> **Stated problem**: Below is a block of records. Copy every line in it that contains the word "subtitle".

::: Records for the exercise

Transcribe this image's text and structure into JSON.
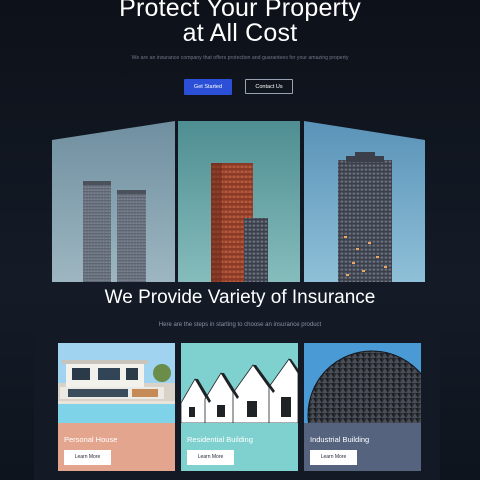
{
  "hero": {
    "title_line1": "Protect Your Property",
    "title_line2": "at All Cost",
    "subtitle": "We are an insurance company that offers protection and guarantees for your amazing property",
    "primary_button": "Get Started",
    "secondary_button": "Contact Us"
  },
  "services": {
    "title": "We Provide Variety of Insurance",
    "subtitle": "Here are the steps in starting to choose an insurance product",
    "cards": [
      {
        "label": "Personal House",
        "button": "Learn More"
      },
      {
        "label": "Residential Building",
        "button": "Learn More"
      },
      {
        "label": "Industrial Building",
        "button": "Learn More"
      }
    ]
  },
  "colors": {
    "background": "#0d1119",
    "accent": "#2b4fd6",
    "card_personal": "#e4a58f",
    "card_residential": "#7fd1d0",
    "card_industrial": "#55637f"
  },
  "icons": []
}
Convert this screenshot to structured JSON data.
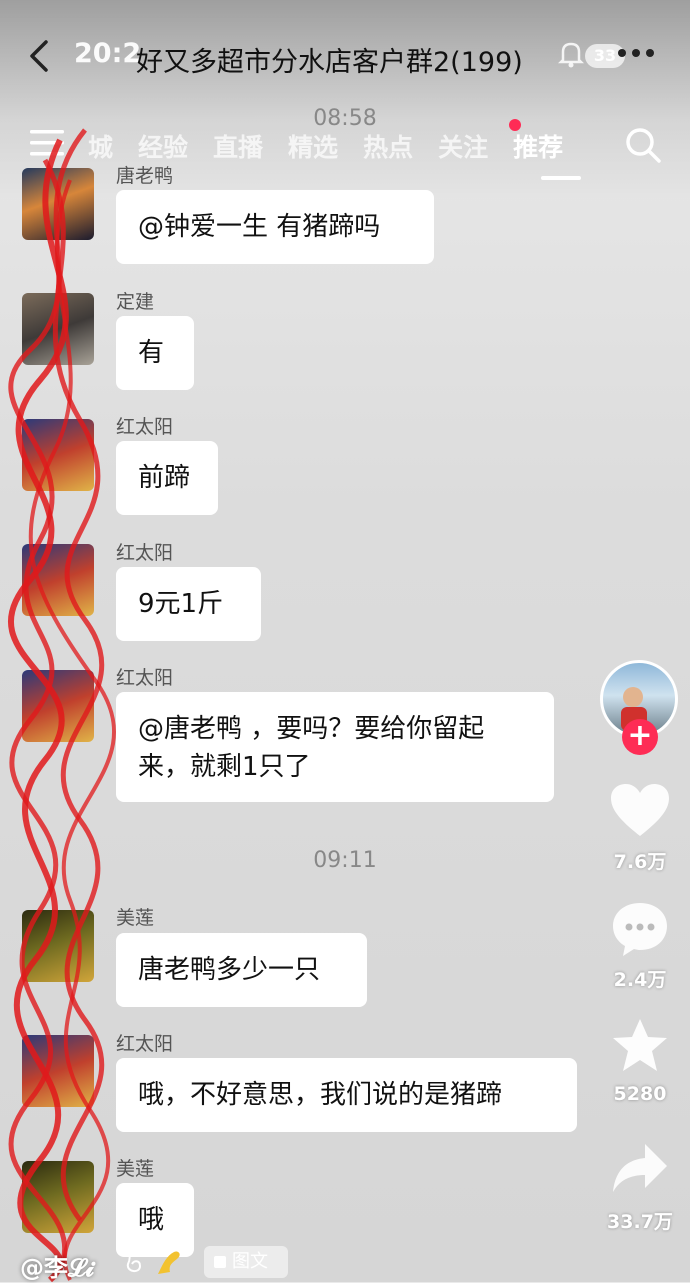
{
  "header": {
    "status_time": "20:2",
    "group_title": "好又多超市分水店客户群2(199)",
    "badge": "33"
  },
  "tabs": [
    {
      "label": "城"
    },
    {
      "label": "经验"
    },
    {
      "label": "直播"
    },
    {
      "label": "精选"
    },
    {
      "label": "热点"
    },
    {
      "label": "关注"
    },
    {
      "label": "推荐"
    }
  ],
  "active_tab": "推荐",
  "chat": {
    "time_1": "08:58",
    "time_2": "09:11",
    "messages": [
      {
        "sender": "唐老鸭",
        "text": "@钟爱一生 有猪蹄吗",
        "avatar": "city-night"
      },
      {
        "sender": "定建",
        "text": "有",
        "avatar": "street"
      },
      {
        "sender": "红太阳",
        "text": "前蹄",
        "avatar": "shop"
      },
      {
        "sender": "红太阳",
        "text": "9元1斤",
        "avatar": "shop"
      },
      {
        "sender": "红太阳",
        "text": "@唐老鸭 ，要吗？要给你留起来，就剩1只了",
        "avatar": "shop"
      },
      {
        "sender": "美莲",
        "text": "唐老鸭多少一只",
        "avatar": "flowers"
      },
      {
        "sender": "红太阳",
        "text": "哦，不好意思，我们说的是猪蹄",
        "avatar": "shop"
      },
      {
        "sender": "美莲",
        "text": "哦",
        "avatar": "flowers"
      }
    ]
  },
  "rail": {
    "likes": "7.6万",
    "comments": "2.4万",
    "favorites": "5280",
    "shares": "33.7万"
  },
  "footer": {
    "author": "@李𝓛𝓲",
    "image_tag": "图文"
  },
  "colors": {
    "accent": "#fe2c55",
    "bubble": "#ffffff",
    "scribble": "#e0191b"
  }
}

::::::

> **Output for this task**:
    "subtitle": "We are an insurance company that offers protection and guarantees for your amazing property",
    "subtitle": "Here are the steps in starting to choose an insurance product",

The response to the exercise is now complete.